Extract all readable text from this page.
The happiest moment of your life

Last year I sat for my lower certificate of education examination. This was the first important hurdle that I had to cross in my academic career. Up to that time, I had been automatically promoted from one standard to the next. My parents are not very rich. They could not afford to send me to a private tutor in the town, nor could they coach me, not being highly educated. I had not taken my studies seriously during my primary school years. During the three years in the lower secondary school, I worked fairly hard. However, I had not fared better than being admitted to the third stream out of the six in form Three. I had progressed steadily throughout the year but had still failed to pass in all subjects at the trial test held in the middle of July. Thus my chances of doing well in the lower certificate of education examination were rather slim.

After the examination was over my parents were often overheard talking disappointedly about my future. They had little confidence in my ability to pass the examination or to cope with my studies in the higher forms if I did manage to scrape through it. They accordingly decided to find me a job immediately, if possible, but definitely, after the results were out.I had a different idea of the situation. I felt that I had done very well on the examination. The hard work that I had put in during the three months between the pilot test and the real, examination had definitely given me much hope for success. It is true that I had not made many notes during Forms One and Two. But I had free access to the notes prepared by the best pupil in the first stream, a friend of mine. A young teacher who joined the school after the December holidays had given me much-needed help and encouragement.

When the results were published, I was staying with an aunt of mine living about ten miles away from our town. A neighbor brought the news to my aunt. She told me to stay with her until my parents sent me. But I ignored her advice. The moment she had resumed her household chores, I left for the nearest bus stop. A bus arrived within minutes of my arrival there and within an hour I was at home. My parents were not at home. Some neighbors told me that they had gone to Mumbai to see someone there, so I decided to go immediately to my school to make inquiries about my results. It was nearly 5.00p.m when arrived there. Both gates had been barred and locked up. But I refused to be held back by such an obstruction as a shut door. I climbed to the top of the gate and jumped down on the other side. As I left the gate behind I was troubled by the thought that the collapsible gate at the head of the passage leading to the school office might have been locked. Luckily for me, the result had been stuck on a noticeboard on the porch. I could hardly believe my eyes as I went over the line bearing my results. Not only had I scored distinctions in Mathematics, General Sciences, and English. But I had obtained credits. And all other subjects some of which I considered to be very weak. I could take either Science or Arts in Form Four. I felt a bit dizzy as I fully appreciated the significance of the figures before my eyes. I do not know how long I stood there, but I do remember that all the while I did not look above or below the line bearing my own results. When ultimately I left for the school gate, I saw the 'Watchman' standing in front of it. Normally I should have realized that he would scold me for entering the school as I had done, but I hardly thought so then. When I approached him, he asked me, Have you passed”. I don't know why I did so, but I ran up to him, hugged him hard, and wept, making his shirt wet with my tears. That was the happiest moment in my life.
────
** Given instruction **
Print out the whole listing exactly as it appears.

** Output for this exercise **
Extract all readable text from this page.
The happiest moment of your life

Last year I sat for my lower certificate of education examination. This was the first important hurdle that I had to cross in my academic career. Up to that time, I had been automatically promoted from one standard to the next. My parents are not very rich. They could not afford to send me to a private tutor in the town, nor could they coach me, not being highly educated. I had not taken my studies seriously during my primary school years. During the three years in the lower secondary school, I worked fairly hard. However, I had not fared better than being admitted to the third stream out of the six in form Three. I had progressed steadily throughout the year but had still failed to pass in all subjects at the trial test held in the middle of July. Thus my chances of doing well in the lower certificate of education examination were rather slim.

After the examination was over my parents were often overheard talking disappointedly about my future. They had little confidence in my ability to pass the examination or to cope with my studies in the higher forms if I did manage to scrape through it. They accordingly decided to find me a job immediately, if possible, but definitely, after the results were out.I had a different idea of the situation. I felt that I had done very well on the examination. The hard work that I had put in during the three months between the pilot test and the real, examination had definitely given me much hope for success. It is true that I had not made many notes during Forms One and Two. But I had free access to the notes prepared by the best pupil in the first stream, a friend of mine. A young teacher who joined the school after the December holidays had given me much-needed help and encouragement.

When the results were published, I was staying with an aunt of mine living about ten miles away from our town. A neighbor brought the news to my aunt. She told me to stay with her until my parents sent me. But I ignored her advice. The moment she had resumed her household chores, I left for the nearest bus stop. A bus arrived within minutes of my arrival there and within an hour I was at home. My parents were not at home. Some neighbors told me that they had gone to Mumbai to see someone there, so I decided to go immediately to my school to make inquiries about my results. It was nearly 5.00p.m when arrived there. Both gates had been barred and locked up. But I refused to be held back by such an obstruction as a shut door. I climbed to the top of the gate and jumped down on the other side. As I left the gate behind I was troubled by the thought that the collapsible gate at the head of the passage leading to the school office might have been locked. Luckily for me, the result had been stuck on a noticeboard on the porch. I could hardly believe my eyes as I went over the line bearing my results. Not only had I scored distinctions in Mathematics, General Sciences, and English. But I had obtained credits. And all other subjects some of which I considered to be very weak. I could take either Science or Arts in Form Four. I felt a bit dizzy as I fully appreciated the significance of the figures before my eyes. I do not know how long I stood there, but I do remember that all the while I did not look above or below the line bearing my own results. When ultimately I left for the school gate, I saw the 'Watchman' standing in front of it. Normally I should have realized that he would scold me for entering the school as I had done, but I hardly thought so then. When I approached him, he asked me, Have you passed”. I don't know why I did so, but I ran up to him, hugged him hard, and wept, making his shirt wet with my tears. That was the happiest moment in my life.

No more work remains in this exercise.